## Records shown
* * * *
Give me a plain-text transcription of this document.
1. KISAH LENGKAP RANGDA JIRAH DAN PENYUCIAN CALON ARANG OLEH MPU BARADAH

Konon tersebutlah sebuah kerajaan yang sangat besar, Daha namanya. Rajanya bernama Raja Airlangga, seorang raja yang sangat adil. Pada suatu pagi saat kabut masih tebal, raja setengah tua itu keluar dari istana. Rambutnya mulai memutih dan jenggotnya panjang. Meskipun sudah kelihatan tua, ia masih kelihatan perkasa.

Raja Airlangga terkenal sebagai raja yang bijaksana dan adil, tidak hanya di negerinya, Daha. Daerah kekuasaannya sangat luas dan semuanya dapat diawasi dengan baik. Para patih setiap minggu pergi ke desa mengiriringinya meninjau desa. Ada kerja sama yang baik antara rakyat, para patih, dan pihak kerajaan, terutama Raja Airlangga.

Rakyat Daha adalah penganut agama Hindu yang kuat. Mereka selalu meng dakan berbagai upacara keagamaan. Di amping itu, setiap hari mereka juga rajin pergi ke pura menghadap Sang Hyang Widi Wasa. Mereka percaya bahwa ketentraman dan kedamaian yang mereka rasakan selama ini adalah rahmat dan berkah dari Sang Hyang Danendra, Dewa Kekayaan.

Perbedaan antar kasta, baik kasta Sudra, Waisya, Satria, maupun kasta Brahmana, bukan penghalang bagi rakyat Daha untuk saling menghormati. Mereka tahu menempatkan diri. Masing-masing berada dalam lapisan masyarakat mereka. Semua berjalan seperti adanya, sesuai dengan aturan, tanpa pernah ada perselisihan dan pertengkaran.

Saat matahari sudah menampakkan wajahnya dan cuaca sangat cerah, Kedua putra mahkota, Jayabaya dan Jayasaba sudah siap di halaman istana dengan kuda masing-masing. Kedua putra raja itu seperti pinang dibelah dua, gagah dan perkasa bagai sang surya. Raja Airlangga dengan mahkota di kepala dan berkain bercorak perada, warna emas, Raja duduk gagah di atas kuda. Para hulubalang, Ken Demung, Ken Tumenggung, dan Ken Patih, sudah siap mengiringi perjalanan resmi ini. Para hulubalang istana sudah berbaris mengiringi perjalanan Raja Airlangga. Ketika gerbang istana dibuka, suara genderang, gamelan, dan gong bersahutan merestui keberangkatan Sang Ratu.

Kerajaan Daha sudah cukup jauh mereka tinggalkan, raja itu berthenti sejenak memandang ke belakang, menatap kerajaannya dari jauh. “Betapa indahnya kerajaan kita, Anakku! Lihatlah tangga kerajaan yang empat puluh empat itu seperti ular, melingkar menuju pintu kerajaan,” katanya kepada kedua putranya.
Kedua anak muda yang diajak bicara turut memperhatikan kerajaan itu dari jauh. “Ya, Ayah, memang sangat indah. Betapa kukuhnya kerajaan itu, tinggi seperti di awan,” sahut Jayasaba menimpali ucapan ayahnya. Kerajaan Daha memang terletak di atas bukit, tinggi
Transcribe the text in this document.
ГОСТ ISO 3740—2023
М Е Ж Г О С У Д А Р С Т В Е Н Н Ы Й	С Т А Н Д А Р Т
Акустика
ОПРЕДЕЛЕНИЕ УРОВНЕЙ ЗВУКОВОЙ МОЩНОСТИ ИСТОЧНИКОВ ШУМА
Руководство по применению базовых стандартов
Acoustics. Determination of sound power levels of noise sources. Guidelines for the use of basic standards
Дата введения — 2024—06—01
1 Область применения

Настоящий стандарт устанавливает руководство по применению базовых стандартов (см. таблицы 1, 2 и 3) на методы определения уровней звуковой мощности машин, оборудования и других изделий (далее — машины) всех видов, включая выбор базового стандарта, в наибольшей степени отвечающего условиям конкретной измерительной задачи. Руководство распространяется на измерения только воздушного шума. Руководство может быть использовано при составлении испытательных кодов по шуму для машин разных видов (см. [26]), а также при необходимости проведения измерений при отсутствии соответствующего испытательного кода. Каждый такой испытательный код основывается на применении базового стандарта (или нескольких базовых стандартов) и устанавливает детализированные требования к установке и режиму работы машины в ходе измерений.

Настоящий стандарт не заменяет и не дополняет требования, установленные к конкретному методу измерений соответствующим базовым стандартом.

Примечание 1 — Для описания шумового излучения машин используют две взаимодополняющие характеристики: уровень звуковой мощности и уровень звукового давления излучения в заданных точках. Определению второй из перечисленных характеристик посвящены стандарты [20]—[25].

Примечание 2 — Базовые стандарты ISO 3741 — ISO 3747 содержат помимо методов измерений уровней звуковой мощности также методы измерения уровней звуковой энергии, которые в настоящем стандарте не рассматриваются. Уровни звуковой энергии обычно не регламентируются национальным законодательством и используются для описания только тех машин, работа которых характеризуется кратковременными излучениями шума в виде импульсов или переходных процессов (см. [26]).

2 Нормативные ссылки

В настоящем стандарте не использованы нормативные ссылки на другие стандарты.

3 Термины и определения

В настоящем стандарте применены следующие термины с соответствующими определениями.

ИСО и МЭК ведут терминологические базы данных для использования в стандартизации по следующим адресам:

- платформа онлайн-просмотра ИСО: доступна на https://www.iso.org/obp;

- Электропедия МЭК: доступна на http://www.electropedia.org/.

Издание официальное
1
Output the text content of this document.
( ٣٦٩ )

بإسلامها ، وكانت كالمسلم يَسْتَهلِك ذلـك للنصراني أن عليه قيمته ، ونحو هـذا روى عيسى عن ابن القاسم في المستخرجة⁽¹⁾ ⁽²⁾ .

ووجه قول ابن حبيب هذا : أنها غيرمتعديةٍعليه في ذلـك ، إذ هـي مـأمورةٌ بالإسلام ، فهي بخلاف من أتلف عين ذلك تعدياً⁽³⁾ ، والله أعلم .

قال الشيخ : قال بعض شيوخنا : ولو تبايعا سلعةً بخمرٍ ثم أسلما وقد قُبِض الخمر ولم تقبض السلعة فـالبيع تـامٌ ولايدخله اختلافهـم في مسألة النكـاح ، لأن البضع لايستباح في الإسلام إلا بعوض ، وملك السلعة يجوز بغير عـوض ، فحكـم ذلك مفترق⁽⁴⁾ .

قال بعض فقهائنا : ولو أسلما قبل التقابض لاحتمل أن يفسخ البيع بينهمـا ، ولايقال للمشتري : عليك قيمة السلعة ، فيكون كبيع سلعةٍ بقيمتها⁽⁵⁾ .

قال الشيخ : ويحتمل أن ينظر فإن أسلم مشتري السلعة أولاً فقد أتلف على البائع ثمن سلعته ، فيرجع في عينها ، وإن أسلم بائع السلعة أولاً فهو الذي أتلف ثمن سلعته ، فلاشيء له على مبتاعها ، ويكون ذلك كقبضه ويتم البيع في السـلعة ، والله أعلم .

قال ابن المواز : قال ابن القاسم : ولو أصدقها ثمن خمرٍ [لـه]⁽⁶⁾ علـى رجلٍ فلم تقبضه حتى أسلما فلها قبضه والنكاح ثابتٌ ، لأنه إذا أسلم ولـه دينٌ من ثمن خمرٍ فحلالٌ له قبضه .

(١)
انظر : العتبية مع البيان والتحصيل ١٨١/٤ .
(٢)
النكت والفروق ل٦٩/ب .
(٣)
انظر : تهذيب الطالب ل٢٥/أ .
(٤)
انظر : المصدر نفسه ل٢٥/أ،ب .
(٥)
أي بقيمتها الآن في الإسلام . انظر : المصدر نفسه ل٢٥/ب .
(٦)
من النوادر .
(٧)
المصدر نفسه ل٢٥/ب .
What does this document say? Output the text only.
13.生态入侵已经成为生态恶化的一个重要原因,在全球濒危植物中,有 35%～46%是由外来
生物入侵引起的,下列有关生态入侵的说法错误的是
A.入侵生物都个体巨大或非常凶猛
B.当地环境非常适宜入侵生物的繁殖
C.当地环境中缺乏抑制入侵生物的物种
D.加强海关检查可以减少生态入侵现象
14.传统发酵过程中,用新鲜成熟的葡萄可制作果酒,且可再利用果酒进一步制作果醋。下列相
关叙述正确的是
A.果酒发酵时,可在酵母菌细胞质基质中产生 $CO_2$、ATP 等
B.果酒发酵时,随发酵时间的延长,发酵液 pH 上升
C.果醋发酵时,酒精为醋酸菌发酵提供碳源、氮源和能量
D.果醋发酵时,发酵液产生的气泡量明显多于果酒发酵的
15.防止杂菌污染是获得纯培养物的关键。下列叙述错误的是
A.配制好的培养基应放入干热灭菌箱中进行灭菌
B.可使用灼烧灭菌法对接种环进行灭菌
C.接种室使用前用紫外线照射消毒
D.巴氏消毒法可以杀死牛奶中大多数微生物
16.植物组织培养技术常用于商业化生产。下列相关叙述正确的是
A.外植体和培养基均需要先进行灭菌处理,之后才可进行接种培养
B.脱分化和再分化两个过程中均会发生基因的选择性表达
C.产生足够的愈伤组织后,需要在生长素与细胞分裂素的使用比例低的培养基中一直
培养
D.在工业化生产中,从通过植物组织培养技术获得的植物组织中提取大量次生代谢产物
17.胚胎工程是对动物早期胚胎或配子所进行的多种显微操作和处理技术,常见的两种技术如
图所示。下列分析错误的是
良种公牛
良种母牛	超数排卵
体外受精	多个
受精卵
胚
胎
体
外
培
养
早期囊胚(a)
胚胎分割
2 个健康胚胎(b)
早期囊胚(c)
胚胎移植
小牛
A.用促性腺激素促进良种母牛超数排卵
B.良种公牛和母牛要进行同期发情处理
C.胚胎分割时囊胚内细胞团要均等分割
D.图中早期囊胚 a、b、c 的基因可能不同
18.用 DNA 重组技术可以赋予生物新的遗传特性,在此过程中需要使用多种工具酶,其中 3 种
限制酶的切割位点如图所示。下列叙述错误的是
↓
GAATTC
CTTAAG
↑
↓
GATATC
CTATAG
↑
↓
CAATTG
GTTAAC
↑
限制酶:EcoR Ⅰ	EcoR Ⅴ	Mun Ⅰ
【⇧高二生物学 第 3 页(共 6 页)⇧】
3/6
* * * *
## Set problem
Report how many lines in the data contain the word "perkasa", with no words besides the number.

## Expected answer
2